What follows is a listing; restate every line of it word for word.

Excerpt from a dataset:
══════════

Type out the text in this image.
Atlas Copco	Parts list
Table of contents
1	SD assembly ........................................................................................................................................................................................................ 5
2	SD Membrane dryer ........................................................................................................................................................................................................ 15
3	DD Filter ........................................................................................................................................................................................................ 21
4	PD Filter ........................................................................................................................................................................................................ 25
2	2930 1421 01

══════════

Solution to the problem
Type out the text in this image.
Atlas Copco	Parts list
Table of contents
1	SD assembly ........................................................................................................................................................................................................ 5
2	SD Membrane dryer ........................................................................................................................................................................................................ 15
3	DD Filter ........................................................................................................................................................................................................ 21
4	PD Filter ........................................................................................................................................................................................................ 25
2	2930 1421 01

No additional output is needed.